──────── Data listing ────────

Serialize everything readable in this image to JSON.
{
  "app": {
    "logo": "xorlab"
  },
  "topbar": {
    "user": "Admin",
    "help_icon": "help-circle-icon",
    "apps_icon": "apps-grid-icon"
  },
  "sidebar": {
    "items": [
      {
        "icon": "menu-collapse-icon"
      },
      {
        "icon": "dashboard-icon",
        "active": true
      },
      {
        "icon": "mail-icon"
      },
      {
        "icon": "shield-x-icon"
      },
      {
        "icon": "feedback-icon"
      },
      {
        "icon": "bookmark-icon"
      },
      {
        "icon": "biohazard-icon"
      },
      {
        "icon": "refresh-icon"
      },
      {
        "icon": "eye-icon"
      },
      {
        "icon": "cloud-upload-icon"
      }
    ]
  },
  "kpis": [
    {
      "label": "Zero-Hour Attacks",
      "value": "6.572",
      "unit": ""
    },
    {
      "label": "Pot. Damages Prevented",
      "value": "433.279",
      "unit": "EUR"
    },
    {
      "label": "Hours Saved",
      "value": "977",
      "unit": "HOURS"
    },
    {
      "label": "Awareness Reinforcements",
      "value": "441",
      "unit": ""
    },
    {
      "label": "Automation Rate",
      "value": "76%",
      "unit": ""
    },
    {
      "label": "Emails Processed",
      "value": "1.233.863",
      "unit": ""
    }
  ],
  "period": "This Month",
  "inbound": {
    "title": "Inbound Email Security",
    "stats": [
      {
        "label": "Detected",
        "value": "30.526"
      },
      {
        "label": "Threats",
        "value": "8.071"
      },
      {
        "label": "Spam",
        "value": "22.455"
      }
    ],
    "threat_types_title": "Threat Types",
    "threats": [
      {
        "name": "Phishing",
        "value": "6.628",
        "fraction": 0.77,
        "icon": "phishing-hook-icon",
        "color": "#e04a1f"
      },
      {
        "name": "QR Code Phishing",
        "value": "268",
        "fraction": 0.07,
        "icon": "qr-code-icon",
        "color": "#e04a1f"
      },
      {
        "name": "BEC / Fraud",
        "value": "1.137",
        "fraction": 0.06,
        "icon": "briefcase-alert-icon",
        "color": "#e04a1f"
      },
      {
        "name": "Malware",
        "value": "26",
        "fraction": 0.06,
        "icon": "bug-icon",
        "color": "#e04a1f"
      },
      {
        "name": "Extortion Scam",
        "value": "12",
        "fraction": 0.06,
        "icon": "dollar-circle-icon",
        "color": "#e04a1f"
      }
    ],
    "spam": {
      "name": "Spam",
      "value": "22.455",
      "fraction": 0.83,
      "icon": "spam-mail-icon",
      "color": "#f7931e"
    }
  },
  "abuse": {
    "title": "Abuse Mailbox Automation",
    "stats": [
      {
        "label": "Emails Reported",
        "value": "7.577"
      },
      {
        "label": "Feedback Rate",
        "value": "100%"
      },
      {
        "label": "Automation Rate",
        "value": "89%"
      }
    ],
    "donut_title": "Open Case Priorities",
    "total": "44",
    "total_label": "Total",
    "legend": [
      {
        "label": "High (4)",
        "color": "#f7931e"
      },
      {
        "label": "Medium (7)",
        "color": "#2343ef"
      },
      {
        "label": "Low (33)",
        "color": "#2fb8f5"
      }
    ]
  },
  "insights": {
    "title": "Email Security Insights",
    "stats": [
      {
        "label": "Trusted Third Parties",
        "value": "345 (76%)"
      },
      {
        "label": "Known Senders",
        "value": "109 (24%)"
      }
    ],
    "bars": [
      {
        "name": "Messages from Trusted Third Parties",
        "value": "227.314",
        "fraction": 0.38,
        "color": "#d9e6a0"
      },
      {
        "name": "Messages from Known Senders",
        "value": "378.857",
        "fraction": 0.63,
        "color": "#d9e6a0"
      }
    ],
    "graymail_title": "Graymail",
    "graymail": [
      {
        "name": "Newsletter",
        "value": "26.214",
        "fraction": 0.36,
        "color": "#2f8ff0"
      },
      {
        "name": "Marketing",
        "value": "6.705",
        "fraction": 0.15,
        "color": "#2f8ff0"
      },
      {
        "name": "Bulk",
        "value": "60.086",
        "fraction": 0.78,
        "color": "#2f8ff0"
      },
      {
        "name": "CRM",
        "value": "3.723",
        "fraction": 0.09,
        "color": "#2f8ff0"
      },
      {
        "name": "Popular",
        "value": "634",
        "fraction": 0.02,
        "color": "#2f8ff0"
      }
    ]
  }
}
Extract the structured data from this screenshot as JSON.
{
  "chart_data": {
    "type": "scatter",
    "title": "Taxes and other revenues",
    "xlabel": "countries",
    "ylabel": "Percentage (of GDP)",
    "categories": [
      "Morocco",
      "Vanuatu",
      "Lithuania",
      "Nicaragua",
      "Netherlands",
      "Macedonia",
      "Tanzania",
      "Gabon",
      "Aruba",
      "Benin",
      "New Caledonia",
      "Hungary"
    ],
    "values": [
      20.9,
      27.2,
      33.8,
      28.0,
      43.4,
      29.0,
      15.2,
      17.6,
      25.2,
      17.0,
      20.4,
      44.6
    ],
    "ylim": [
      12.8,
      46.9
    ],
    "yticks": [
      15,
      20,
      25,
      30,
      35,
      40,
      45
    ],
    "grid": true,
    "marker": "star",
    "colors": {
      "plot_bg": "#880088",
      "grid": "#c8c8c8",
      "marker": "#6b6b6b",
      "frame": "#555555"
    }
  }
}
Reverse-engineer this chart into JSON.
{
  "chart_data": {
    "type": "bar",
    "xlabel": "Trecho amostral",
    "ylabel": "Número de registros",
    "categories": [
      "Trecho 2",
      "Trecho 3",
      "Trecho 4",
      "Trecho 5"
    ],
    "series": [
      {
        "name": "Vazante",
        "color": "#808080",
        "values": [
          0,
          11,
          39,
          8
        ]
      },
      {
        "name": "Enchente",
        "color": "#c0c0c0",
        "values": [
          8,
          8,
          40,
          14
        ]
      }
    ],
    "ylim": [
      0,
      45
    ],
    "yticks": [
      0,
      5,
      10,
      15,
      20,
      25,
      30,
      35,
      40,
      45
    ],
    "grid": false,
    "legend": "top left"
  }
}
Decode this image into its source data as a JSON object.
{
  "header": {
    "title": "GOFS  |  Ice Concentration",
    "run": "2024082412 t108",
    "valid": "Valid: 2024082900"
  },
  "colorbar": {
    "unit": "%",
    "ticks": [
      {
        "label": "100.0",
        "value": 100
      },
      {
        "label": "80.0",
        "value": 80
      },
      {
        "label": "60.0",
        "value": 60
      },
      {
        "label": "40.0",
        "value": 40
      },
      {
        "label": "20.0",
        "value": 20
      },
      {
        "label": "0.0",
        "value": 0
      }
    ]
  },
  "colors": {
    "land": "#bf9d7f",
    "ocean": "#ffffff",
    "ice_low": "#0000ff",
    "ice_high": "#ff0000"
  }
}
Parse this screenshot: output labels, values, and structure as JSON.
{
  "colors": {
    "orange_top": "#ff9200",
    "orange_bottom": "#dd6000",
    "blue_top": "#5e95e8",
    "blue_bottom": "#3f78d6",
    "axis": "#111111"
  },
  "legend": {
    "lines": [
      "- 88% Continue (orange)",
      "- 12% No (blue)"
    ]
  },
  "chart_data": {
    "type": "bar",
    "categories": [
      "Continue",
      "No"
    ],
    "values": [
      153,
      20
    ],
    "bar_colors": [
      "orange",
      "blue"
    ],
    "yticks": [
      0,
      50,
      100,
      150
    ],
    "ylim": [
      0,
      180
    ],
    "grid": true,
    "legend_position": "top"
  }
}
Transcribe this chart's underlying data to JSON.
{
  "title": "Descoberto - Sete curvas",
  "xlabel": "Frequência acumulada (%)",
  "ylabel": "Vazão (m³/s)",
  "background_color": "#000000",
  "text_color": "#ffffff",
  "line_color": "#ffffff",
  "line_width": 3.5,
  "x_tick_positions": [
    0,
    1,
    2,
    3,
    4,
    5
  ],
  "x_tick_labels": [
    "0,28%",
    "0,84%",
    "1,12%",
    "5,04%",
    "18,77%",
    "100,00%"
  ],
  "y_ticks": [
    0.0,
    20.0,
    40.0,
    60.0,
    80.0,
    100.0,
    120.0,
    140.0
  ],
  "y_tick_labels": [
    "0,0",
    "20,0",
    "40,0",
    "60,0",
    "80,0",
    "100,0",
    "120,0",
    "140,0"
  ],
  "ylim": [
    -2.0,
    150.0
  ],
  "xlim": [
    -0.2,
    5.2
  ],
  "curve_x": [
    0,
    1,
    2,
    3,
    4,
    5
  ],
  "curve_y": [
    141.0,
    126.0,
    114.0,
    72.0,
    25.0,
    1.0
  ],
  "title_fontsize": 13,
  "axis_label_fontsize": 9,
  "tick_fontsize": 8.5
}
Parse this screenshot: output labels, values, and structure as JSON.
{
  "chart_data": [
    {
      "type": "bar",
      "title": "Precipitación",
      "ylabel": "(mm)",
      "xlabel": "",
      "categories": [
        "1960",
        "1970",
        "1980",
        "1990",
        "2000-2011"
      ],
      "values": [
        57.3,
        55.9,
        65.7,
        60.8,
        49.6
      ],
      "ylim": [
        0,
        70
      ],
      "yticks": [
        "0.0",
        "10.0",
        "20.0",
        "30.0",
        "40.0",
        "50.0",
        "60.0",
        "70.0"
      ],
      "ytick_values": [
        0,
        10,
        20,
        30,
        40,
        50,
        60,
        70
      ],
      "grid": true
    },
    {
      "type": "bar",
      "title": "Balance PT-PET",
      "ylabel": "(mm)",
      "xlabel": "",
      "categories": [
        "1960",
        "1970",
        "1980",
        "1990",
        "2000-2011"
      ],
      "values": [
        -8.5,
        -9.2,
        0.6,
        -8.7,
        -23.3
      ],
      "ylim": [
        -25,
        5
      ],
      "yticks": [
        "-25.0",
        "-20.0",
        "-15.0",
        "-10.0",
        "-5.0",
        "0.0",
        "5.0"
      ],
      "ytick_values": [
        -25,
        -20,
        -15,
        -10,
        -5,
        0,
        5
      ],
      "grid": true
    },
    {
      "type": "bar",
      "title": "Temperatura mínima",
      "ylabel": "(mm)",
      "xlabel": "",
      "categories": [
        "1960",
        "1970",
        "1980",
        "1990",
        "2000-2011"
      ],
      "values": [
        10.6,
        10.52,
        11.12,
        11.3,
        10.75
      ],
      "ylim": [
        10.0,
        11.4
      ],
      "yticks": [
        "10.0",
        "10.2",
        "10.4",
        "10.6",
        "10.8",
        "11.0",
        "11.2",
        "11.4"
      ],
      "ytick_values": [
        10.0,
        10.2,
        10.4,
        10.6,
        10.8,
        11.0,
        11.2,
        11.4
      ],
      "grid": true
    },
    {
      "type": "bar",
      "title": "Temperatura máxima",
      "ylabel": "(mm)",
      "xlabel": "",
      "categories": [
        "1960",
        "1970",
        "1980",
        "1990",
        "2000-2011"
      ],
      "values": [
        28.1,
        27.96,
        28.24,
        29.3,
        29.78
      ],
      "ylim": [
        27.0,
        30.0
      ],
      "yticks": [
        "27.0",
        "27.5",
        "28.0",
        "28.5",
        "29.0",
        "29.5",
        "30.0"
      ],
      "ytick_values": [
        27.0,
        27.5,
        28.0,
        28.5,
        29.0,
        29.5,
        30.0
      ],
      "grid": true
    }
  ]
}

────────

## What is expected
Isolate the lines that hold the word "Emails" and copy all of them.

## Exercise result
      "label": "Emails Processed",
        "label": "Emails Reported",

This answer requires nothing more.